### Task
Write out the listing exactly as it is given.

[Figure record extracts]
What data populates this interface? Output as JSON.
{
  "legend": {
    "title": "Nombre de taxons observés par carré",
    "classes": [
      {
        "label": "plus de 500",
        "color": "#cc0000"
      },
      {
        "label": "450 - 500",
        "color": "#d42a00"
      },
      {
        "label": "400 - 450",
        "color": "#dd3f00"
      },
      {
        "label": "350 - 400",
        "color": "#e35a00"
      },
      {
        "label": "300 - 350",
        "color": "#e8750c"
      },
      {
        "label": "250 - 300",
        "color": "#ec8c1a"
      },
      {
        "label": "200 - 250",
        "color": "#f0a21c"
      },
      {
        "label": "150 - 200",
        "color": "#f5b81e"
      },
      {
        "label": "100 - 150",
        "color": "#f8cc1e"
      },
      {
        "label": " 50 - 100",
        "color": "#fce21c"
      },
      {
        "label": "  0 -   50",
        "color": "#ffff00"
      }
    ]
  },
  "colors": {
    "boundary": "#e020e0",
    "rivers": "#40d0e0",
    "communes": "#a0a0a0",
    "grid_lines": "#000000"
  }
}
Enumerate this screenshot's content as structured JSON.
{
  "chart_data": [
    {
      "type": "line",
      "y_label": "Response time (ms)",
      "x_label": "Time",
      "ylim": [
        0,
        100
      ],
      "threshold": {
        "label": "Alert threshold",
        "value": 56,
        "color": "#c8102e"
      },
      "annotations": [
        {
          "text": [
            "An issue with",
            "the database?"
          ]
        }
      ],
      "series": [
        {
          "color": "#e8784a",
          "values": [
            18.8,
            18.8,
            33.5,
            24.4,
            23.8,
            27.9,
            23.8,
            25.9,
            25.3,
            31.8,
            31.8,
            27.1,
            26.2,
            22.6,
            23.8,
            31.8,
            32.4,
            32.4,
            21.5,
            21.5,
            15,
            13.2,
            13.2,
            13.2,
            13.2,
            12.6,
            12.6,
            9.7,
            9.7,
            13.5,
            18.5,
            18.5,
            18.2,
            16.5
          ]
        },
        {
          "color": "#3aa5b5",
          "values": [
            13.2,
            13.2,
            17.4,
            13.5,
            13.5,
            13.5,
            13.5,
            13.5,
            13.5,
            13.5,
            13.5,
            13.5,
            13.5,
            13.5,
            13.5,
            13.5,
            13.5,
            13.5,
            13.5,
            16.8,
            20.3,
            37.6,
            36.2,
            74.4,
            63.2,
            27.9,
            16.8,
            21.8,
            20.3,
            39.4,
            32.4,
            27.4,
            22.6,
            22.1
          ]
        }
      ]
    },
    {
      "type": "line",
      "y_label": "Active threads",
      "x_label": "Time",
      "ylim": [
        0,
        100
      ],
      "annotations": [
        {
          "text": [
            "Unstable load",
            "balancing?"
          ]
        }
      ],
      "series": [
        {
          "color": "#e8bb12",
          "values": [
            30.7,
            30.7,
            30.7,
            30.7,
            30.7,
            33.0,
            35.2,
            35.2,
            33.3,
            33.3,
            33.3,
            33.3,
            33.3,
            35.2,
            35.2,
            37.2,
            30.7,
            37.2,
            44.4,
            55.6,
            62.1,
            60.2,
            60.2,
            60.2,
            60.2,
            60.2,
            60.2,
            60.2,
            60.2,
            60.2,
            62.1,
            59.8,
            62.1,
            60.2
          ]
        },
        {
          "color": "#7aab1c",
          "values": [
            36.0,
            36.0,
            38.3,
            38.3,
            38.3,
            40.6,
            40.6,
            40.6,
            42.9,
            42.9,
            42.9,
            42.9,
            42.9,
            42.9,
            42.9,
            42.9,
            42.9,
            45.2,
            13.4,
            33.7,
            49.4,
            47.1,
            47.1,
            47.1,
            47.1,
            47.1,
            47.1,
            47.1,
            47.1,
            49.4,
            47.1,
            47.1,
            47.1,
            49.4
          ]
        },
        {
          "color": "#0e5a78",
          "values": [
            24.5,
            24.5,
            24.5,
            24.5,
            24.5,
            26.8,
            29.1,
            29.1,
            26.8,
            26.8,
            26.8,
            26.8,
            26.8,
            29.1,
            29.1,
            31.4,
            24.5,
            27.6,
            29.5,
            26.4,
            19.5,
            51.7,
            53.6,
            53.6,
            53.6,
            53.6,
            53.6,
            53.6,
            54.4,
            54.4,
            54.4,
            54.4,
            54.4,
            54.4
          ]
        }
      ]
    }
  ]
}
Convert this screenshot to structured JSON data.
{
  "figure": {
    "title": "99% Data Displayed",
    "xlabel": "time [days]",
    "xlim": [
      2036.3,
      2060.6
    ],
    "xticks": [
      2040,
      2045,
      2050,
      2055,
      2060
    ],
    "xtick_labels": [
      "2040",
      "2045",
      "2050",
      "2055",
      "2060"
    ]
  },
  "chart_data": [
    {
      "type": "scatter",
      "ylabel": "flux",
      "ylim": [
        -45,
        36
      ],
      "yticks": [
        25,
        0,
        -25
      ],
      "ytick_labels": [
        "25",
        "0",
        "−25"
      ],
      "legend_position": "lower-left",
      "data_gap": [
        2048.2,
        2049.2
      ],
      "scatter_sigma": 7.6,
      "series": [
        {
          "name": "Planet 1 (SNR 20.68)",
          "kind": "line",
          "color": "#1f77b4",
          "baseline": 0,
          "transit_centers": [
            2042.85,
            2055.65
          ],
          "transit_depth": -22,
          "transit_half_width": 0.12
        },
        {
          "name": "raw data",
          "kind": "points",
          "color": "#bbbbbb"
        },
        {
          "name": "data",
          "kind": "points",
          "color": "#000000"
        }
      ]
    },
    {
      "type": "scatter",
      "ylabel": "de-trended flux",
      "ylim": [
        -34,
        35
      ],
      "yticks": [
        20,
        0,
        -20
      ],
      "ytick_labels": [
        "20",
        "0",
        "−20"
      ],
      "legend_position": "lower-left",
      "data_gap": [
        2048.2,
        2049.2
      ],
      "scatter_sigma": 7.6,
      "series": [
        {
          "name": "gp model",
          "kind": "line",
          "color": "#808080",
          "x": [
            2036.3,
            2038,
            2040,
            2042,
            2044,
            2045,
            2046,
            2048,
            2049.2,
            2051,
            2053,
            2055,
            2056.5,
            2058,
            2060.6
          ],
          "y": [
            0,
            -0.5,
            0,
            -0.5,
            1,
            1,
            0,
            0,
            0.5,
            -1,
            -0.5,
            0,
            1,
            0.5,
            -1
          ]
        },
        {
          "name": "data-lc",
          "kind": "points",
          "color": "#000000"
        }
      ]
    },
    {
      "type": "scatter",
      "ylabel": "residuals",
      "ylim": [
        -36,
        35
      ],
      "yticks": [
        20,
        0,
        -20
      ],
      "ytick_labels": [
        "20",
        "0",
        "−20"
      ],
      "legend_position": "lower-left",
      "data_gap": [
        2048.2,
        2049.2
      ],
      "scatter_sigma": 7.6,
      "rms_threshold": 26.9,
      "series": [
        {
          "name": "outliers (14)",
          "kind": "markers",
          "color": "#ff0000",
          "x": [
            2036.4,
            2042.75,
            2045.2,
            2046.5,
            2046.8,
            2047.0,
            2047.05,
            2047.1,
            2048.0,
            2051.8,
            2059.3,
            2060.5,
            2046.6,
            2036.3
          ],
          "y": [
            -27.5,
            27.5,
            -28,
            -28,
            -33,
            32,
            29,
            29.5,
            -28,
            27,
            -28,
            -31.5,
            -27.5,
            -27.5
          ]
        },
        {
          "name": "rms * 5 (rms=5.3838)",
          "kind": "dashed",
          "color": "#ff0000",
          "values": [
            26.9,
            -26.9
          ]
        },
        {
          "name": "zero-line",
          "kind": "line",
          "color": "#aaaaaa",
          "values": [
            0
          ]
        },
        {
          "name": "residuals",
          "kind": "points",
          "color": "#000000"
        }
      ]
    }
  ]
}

### Full response
What data populates this interface? Output as JSON.
{
  "legend": {
    "title": "Nombre de taxons observés par carré",
    "classes": [
      {
        "label": "plus de 500",
        "color": "#cc0000"
      },
      {
        "label": "450 - 500",
        "color": "#d42a00"
      },
      {
        "label": "400 - 450",
        "color": "#dd3f00"
      },
      {
        "label": "350 - 400",
        "color": "#e35a00"
      },
      {
        "label": "300 - 350",
        "color": "#e8750c"
      },
      {
        "label": "250 - 300",
        "color": "#ec8c1a"
      },
      {
        "label": "200 - 250",
        "color": "#f0a21c"
      },
      {
        "label": "150 - 200",
        "color": "#f5b81e"
      },
      {
        "label": "100 - 150",
        "color": "#f8cc1e"
      },
      {
        "label": " 50 - 100",
        "color": "#fce21c"
      },
      {
        "label": "  0 -   50",
        "color": "#ffff00"
      }
    ]
  },
  "colors": {
    "boundary": "#e020e0",
    "rivers": "#40d0e0",
    "communes": "#a0a0a0",
    "grid_lines": "#000000"
  }
}
Enumerate this screenshot's content as structured JSON.
{
  "chart_data": [
    {
      "type": "line",
      "y_label": "Response time (ms)",
      "x_label": "Time",
      "ylim": [
        0,
        100
      ],
      "threshold": {
        "label": "Alert threshold",
        "value": 56,
        "color": "#c8102e"
      },
      "annotations": [
        {
          "text": [
            "An issue with",
            "the database?"
          ]
        }
      ],
      "series": [
        {
          "color": "#e8784a",
          "values": [
            18.8,
            18.8,
            33.5,
            24.4,
            23.8,
            27.9,
            23.8,
            25.9,
            25.3,
            31.8,
            31.8,
            27.1,
            26.2,
            22.6,
            23.8,
            31.8,
            32.4,
            32.4,
            21.5,
            21.5,
            15,
            13.2,
            13.2,
            13.2,
            13.2,
            12.6,
            12.6,
            9.7,
            9.7,
            13.5,
            18.5,
            18.5,
            18.2,
            16.5
          ]
        },
        {
          "color": "#3aa5b5",
          "values": [
            13.2,
            13.2,
            17.4,
            13.5,
            13.5,
            13.5,
            13.5,
            13.5,
            13.5,
            13.5,
            13.5,
            13.5,
            13.5,
            13.5,
            13.5,
            13.5,
            13.5,
            13.5,
            13.5,
            16.8,
            20.3,
            37.6,
            36.2,
            74.4,
            63.2,
            27.9,
            16.8,
            21.8,
            20.3,
            39.4,
            32.4,
            27.4,
            22.6,
            22.1
          ]
        }
      ]
    },
    {
      "type": "line",
      "y_label": "Active threads",
      "x_label": "Time",
      "ylim": [
        0,
        100
      ],
      "annotations": [
        {
          "text": [
            "Unstable load",
            "balancing?"
          ]
        }
      ],
      "series": [
        {
          "color": "#e8bb12",
          "values": [
            30.7,
            30.7,
            30.7,
            30.7,
            30.7,
            33.0,
            35.2,
            35.2,
            33.3,
            33.3,
            33.3,
            33.3,
            33.3,
            35.2,
            35.2,
            37.2,
            30.7,
            37.2,
            44.4,
            55.6,
            62.1,
            60.2,
            60.2,
            60.2,
            60.2,
            60.2,
            60.2,
            60.2,
            60.2,
            60.2,
            62.1,
            59.8,
            62.1,
            60.2
          ]
        },
        {
          "color": "#7aab1c",
          "values": [
            36.0,
            36.0,
            38.3,
            38.3,
            38.3,
            40.6,
            40.6,
            40.6,
            42.9,
            42.9,
            42.9,
            42.9,
            42.9,
            42.9,
            42.9,
            42.9,
            42.9,
            45.2,
            13.4,
            33.7,
            49.4,
            47.1,
            47.1,
            47.1,
            47.1,
            47.1,
            47.1,
            47.1,
            47.1,
            49.4,
            47.1,
            47.1,
            47.1,
            49.4
          ]
        },
        {
          "color": "#0e5a78",
          "values": [
            24.5,
            24.5,
            24.5,
            24.5,
            24.5,
            26.8,
            29.1,
            29.1,
            26.8,
            26.8,
            26.8,
            26.8,
            26.8,
            29.1,
            29.1,
            31.4,
            24.5,
            27.6,
            29.5,
            26.4,
            19.5,
            51.7,
            53.6,
            53.6,
            53.6,
            53.6,
            53.6,
            53.6,
            54.4,
            54.4,
            54.4,
            54.4,
            54.4,
            54.4
          ]
        }
      ]
    }
  ]
}
Convert this screenshot to structured JSON data.
{
  "figure": {
    "title": "99% Data Displayed",
    "xlabel": "time [days]",
    "xlim": [
      2036.3,
      2060.6
    ],
    "xticks": [
      2040,
      2045,
      2050,
      2055,
      2060
    ],
    "xtick_labels": [
      "2040",
      "2045",
      "2050",
      "2055",
      "2060"
    ]
  },
  "chart_data": [
    {
      "type": "scatter",
      "ylabel": "flux",
      "ylim": [
        -45,
        36
      ],
      "yticks": [
        25,
        0,
        -25
      ],
      "ytick_labels": [
        "25",
        "0",
        "−25"
      ],
      "legend_position": "lower-left",
      "data_gap": [
        2048.2,
        2049.2
      ],
      "scatter_sigma": 7.6,
      "series": [
        {
          "name": "Planet 1 (SNR 20.68)",
          "kind": "line",
          "color": "#1f77b4",
          "baseline": 0,
          "transit_centers": [
            2042.85,
            2055.65
          ],
          "transit_depth": -22,
          "transit_half_width": 0.12
        },
        {
          "name": "raw data",
          "kind": "points",
          "color": "#bbbbbb"
        },
        {
          "name": "data",
          "kind": "points",
          "color": "#000000"
        }
      ]
    },
    {
      "type": "scatter",
      "ylabel": "de-trended flux",
      "ylim": [
        -34,
        35
      ],
      "yticks": [
        20,
        0,
        -20
      ],
      "ytick_labels": [
        "20",
        "0",
        "−20"
      ],
      "legend_position": "lower-left",
      "data_gap": [
        2048.2,
        2049.2
      ],
      "scatter_sigma": 7.6,
      "series": [
        {
          "name": "gp model",
          "kind": "line",
          "color": "#808080",
          "x": [
            2036.3,
            2038,
            2040,
            2042,
            2044,
            2045,
            2046,
            2048,
            2049.2,
            2051,
            2053,
            2055,
            2056.5,
            2058,
            2060.6
          ],
          "y": [
            0,
            -0.5,
            0,
            -0.5,
            1,
            1,
            0,
            0,
            0.5,
            -1,
            -0.5,
            0,
            1,
            0.5,
            -1
          ]
        },
        {
          "name": "data-lc",
          "kind": "points",
          "color": "#000000"
        }
      ]
    },
    {
      "type": "scatter",
      "ylabel": "residuals",
      "ylim": [
        -36,
        35
      ],
      "yticks": [
        20,
        0,
        -20
      ],
      "ytick_labels": [
        "20",
        "0",
        "−20"
      ],
      "legend_position": "lower-left",
      "data_gap": [
        2048.2,
        2049.2
      ],
      "scatter_sigma": 7.6,
      "rms_threshold": 26.9,
      "series": [
        {
          "name": "outliers (14)",
          "kind": "markers",
          "color": "#ff0000",
          "x": [
            2036.4,
            2042.75,
            2045.2,
            2046.5,
            2046.8,
            2047.0,
            2047.05,
            2047.1,
            2048.0,
            2051.8,
            2059.3,
            2060.5,
            2046.6,
            2036.3
          ],
          "y": [
            -27.5,
            27.5,
            -28,
            -28,
            -33,
            32,
            29,
            29.5,
            -28,
            27,
            -28,
            -31.5,
            -27.5,
            -27.5
          ]
        },
        {
          "name": "rms * 5 (rms=5.3838)",
          "kind": "dashed",
          "color": "#ff0000",
          "values": [
            26.9,
            -26.9
          ]
        },
        {
          "name": "zero-line",
          "kind": "line",
          "color": "#aaaaaa",
          "values": [
            0
          ]
        },
        {
          "name": "residuals",
          "kind": "points",
          "color": "#000000"
        }
      ]
    }
  ]
}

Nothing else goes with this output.